WORK TO DO:
Take every line from the listing below that includes "STORIA" and copy it.

RECORDS FOR THIS TASK:
:::::
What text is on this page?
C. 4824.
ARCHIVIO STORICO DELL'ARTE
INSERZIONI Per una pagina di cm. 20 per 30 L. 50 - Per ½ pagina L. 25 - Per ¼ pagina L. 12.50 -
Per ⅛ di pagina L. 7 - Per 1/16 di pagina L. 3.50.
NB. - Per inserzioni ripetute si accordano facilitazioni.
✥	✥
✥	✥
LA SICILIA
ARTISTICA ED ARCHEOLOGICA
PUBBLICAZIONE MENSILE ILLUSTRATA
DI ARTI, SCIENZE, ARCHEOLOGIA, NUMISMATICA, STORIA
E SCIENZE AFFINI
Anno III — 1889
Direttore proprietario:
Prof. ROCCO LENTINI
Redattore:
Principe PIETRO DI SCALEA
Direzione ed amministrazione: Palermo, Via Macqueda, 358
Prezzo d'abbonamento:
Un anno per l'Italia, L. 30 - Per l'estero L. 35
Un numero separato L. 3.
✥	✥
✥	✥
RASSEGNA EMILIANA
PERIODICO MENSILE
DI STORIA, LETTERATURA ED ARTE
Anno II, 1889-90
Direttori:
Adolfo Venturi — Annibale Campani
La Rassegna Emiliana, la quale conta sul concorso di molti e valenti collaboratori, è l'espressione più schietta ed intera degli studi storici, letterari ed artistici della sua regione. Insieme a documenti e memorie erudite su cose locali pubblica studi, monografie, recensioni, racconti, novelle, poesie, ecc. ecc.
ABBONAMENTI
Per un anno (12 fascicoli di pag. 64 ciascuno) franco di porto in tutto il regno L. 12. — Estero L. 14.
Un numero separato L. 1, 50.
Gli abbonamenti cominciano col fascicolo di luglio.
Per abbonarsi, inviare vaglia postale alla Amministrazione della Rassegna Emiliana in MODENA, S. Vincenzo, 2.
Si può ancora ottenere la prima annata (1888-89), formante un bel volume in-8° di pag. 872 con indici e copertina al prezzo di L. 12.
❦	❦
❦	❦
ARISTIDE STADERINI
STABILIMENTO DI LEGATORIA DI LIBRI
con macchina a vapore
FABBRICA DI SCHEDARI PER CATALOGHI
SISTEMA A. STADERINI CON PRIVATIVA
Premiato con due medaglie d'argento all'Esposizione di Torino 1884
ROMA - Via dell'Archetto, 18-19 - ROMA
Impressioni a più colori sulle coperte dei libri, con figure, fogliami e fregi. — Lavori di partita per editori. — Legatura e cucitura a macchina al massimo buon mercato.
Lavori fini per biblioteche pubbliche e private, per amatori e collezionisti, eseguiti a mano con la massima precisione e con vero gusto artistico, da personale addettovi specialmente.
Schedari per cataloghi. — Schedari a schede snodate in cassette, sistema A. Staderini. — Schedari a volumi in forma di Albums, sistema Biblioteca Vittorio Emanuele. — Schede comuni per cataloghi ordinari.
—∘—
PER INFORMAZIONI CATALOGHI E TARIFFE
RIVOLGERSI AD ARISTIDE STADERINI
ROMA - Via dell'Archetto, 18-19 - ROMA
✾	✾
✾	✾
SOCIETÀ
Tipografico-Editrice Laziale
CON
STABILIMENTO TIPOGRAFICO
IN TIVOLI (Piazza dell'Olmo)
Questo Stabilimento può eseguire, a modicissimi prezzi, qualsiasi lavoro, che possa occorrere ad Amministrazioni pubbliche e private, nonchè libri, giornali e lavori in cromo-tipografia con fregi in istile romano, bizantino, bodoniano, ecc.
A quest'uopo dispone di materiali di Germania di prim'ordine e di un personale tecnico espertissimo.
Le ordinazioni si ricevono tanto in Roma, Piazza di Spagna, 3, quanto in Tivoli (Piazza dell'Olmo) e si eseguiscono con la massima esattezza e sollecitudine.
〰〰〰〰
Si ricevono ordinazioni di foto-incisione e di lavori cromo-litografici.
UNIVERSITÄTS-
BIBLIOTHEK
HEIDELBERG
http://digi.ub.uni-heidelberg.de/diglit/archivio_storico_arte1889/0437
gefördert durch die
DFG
:::::
OUTPUT BELOW:
DI ARTI, SCIENZE, ARCHEOLOGIA, NUMISMATICA, STORIA
DI STORIA, LETTERATURA ED ARTE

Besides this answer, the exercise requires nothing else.